-- Task to carry out --
Retype each record shown below, leaving every character as it is.

* BEGIN *

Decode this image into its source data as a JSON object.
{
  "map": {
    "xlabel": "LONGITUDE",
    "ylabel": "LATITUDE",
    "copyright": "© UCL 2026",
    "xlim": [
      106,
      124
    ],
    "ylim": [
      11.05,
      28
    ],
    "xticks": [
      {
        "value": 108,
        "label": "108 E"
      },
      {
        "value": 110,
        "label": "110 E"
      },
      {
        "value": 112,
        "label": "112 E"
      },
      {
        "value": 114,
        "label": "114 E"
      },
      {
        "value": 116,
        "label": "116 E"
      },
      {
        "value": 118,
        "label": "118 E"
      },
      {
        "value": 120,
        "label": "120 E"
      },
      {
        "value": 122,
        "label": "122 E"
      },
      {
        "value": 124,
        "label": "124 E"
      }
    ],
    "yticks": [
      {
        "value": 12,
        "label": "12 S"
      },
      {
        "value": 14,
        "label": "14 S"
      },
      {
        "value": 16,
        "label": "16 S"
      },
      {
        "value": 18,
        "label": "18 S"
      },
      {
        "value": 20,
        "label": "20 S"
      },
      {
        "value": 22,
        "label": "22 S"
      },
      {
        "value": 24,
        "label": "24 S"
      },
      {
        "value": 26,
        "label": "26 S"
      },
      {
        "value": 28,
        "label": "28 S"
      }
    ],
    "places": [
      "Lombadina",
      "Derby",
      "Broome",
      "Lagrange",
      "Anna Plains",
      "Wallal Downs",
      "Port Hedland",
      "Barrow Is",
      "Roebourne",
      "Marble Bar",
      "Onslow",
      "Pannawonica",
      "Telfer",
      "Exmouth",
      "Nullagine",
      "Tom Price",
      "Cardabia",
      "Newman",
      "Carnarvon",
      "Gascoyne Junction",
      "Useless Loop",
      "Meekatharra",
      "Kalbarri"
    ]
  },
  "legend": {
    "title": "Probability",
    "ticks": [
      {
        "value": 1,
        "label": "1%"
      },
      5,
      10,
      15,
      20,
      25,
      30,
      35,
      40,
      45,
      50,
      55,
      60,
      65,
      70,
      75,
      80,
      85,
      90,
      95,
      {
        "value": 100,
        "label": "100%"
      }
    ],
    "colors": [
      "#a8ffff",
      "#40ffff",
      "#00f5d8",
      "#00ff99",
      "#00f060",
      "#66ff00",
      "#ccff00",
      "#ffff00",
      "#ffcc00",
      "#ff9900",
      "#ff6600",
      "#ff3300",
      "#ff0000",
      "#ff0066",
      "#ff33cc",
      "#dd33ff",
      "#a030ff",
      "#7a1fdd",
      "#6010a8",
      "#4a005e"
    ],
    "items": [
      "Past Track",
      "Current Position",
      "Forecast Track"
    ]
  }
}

* END *

-- Full output --
Decode this image into its source data as a JSON object.
{
  "map": {
    "xlabel": "LONGITUDE",
    "ylabel": "LATITUDE",
    "copyright": "© UCL 2026",
    "xlim": [
      106,
      124
    ],
    "ylim": [
      11.05,
      28
    ],
    "xticks": [
      {
        "value": 108,
        "label": "108 E"
      },
      {
        "value": 110,
        "label": "110 E"
      },
      {
        "value": 112,
        "label": "112 E"
      },
      {
        "value": 114,
        "label": "114 E"
      },
      {
        "value": 116,
        "label": "116 E"
      },
      {
        "value": 118,
        "label": "118 E"
      },
      {
        "value": 120,
        "label": "120 E"
      },
      {
        "value": 122,
        "label": "122 E"
      },
      {
        "value": 124,
        "label": "124 E"
      }
    ],
    "yticks": [
      {
        "value": 12,
        "label": "12 S"
      },
      {
        "value": 14,
        "label": "14 S"
      },
      {
        "value": 16,
        "label": "16 S"
      },
      {
        "value": 18,
        "label": "18 S"
      },
      {
        "value": 20,
        "label": "20 S"
      },
      {
        "value": 22,
        "label": "22 S"
      },
      {
        "value": 24,
        "label": "24 S"
      },
      {
        "value": 26,
        "label": "26 S"
      },
      {
        "value": 28,
        "label": "28 S"
      }
    ],
    "places": [
      "Lombadina",
      "Derby",
      "Broome",
      "Lagrange",
      "Anna Plains",
      "Wallal Downs",
      "Port Hedland",
      "Barrow Is",
      "Roebourne",
      "Marble Bar",
      "Onslow",
      "Pannawonica",
      "Telfer",
      "Exmouth",
      "Nullagine",
      "Tom Price",
      "Cardabia",
      "Newman",
      "Carnarvon",
      "Gascoyne Junction",
      "Useless Loop",
      "Meekatharra",
      "Kalbarri"
    ]
  },
  "legend": {
    "title": "Probability",
    "ticks": [
      {
        "value": 1,
        "label": "1%"
      },
      5,
      10,
      15,
      20,
      25,
      30,
      35,
      40,
      45,
      50,
      55,
      60,
      65,
      70,
      75,
      80,
      85,
      90,
      95,
      {
        "value": 100,
        "label": "100%"
      }
    ],
    "colors": [
      "#a8ffff",
      "#40ffff",
      "#00f5d8",
      "#00ff99",
      "#00f060",
      "#66ff00",
      "#ccff00",
      "#ffff00",
      "#ffcc00",
      "#ff9900",
      "#ff6600",
      "#ff3300",
      "#ff0000",
      "#ff0066",
      "#ff33cc",
      "#dd33ff",
      "#a030ff",
      "#7a1fdd",
      "#6010a8",
      "#4a005e"
    ],
    "items": [
      "Past Track",
      "Current Position",
      "Forecast Track"
    ]
  }
}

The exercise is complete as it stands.